• _EXERCISE OBJECTIVE_
Copy all lines in which the word "near" can be found.

• _THE RECORDS_
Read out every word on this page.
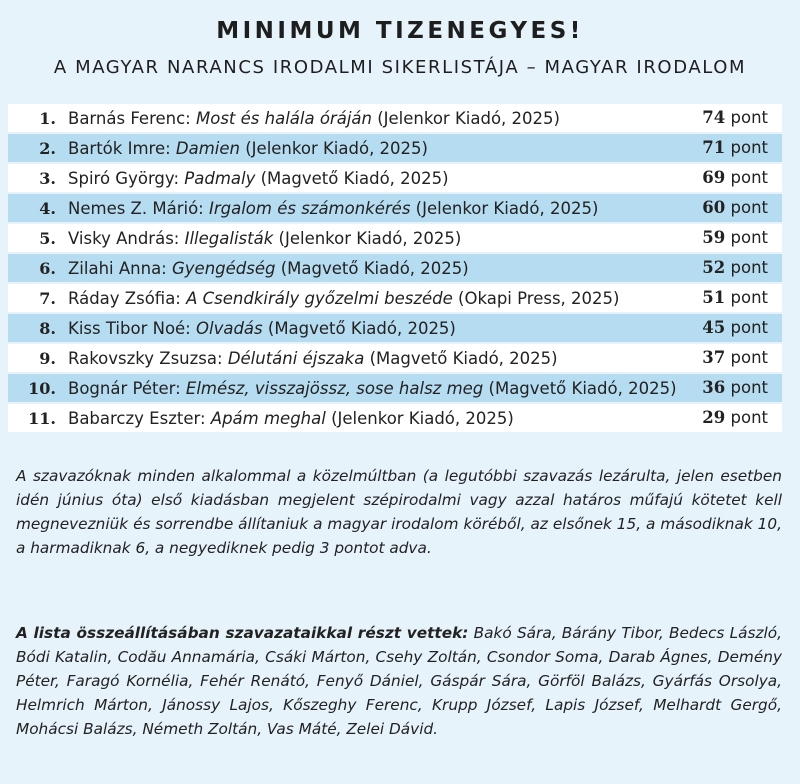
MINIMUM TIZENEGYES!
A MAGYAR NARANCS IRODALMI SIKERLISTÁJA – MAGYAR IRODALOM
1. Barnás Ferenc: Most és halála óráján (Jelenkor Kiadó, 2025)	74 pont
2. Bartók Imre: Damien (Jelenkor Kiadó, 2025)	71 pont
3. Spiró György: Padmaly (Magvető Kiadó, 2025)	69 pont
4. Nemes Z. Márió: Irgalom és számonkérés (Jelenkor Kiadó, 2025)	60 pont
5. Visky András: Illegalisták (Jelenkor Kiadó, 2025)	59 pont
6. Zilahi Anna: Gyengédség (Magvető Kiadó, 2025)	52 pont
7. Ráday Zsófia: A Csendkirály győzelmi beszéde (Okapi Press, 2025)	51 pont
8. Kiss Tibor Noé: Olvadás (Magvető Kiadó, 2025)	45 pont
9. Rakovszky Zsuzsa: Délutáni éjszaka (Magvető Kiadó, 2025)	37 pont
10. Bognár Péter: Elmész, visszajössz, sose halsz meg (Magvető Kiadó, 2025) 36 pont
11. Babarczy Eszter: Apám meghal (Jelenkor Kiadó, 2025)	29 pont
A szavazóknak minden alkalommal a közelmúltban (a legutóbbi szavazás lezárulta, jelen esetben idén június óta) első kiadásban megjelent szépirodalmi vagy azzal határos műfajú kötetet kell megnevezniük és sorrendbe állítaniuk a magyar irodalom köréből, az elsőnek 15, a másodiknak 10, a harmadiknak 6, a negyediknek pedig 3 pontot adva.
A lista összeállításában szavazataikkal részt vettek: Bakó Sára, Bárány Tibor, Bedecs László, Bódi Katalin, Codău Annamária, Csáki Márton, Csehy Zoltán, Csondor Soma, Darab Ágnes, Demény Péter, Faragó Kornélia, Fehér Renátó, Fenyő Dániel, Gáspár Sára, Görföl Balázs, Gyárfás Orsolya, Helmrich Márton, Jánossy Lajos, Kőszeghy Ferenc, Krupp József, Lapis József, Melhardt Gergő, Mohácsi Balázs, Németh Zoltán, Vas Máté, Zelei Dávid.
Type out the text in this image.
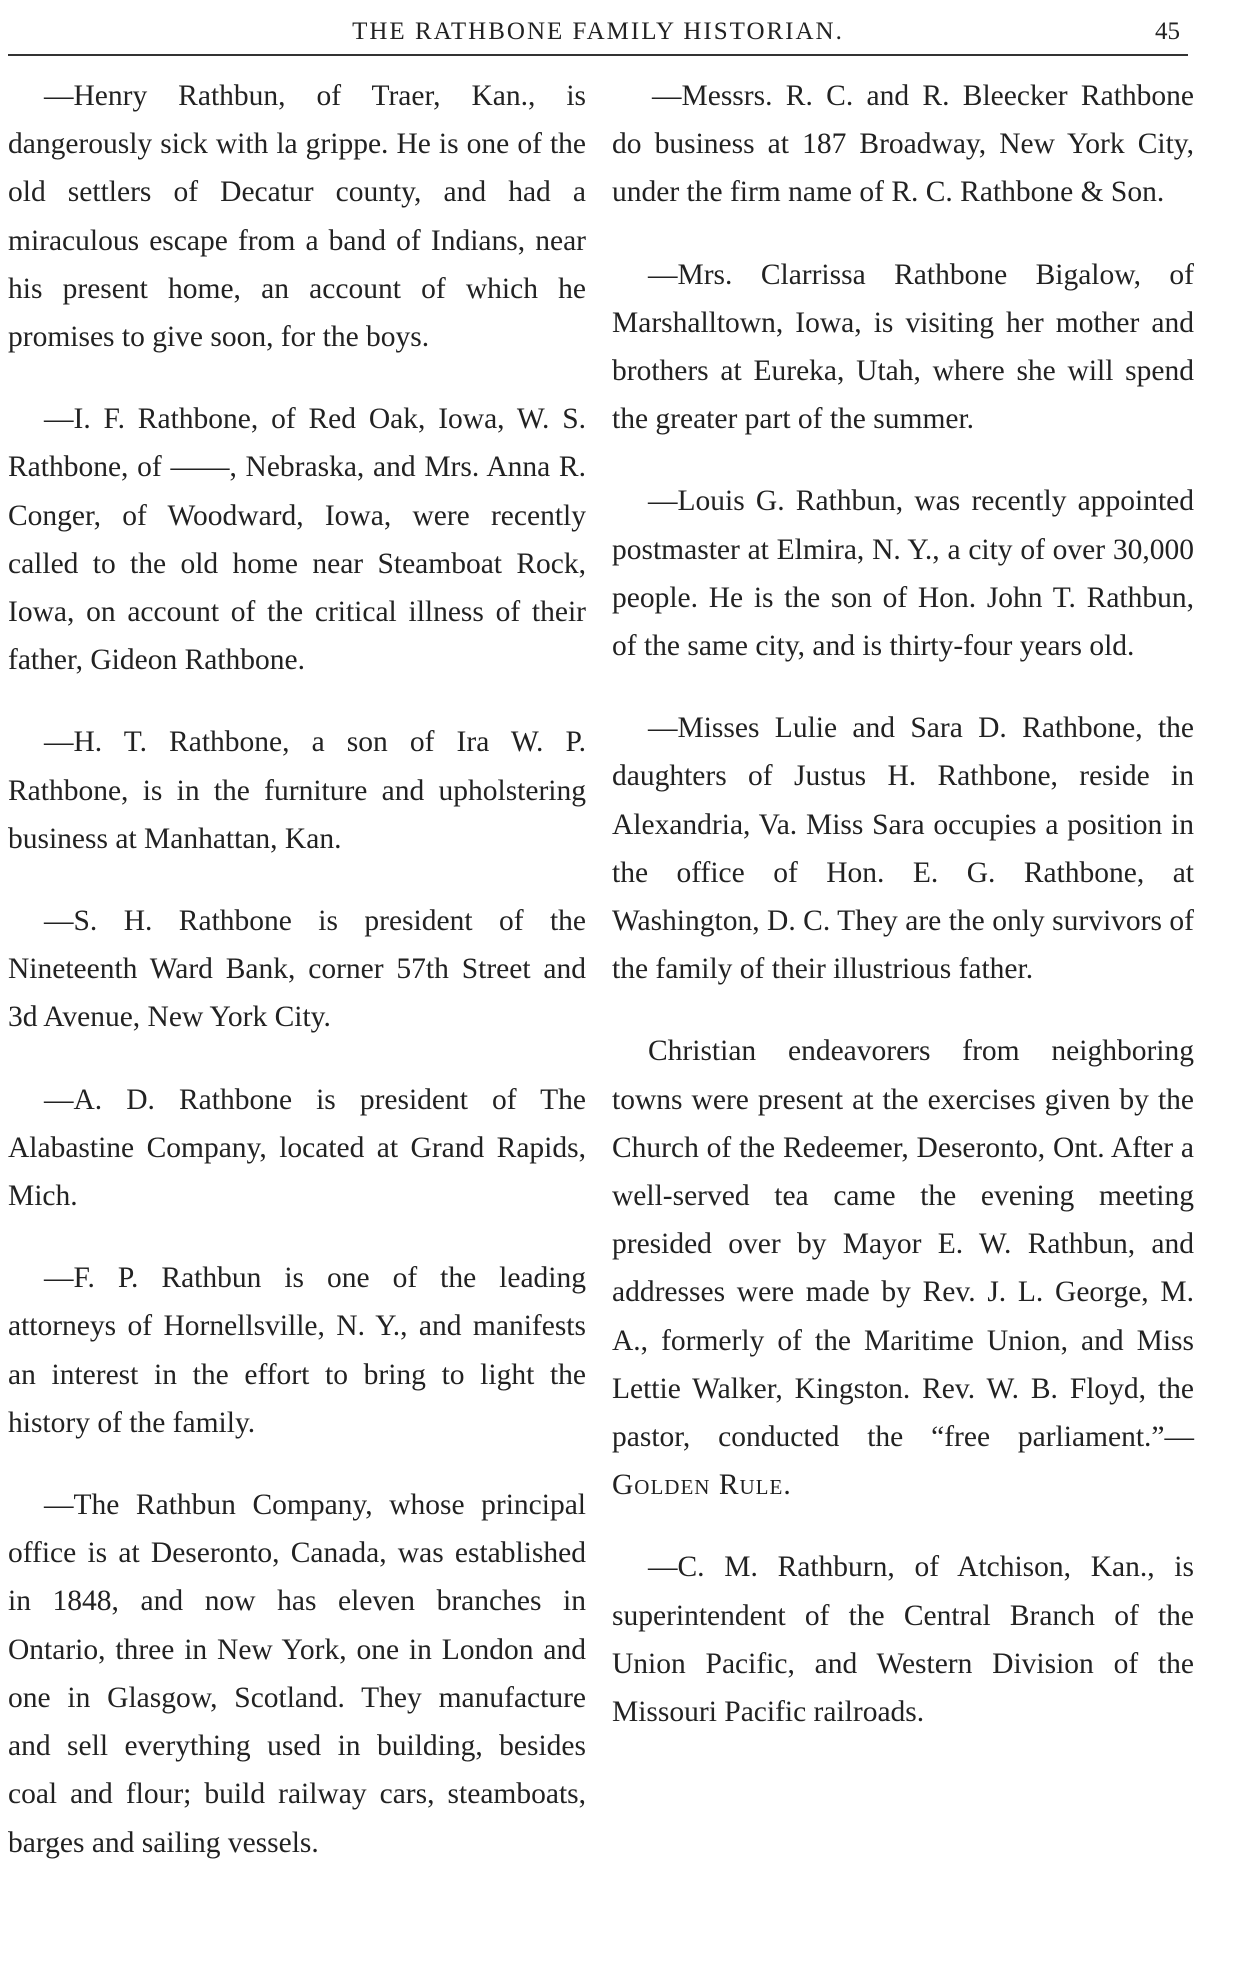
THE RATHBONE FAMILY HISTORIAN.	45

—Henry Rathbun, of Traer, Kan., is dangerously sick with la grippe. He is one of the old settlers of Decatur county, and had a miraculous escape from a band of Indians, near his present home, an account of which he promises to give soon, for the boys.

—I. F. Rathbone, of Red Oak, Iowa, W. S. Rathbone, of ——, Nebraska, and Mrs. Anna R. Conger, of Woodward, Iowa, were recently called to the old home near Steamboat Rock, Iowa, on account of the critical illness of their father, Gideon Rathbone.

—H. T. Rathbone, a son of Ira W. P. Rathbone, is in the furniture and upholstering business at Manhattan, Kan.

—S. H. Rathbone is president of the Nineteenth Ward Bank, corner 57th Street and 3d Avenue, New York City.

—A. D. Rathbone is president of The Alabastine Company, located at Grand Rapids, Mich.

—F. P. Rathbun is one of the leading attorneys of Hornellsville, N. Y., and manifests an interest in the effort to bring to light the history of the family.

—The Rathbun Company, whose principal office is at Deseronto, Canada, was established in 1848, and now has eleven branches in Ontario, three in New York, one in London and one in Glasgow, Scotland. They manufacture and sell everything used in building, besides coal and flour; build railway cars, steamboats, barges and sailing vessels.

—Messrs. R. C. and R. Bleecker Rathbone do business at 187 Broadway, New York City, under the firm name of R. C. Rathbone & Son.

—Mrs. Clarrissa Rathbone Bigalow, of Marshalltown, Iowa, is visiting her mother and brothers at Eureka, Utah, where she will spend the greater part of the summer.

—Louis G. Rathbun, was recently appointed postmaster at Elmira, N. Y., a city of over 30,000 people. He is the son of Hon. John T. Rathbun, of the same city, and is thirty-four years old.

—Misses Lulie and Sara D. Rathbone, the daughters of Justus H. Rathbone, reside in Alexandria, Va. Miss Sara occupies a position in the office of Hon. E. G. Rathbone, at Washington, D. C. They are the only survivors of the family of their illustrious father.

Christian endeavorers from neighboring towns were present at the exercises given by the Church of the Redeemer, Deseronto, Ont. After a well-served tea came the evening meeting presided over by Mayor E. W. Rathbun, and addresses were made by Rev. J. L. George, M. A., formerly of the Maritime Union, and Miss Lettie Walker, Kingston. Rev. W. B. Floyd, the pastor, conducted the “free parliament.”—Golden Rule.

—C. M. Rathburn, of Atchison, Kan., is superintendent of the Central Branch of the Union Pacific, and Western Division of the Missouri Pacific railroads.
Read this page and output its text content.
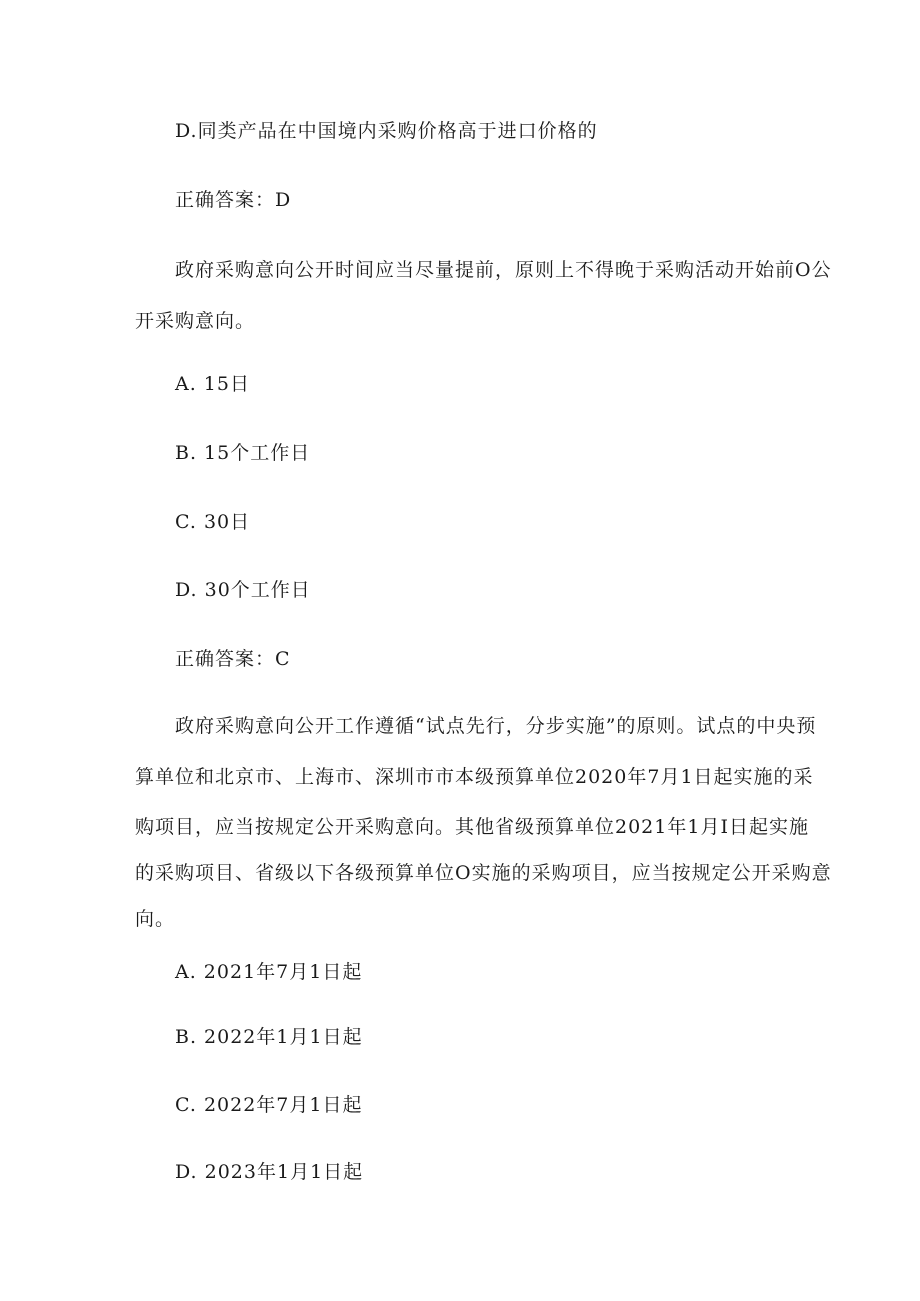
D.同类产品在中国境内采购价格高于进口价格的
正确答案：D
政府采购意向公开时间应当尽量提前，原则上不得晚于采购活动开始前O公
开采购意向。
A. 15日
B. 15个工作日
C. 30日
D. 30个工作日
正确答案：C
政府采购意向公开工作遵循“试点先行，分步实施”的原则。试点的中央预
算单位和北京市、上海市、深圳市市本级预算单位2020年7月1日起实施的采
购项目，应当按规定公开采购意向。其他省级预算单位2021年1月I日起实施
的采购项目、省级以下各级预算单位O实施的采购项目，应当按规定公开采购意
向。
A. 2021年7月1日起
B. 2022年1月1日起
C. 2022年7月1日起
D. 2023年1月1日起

• _ANSWER IN FULL_
—Henry Rathbun, of Traer, Kan., is dangerously sick with la grippe. He is one of the old settlers of Decatur county, and had a miraculous escape from a band of Indians, near his present home, an account of which he promises to give soon, for the boys.
—I. F. Rathbone, of Red Oak, Iowa, W. S. Rathbone, of ——, Nebraska, and Mrs. Anna R. Conger, of Woodward, Iowa, were recently called to the old home near Steamboat Rock, Iowa, on account of the critical illness of their father, Gideon Rathbone.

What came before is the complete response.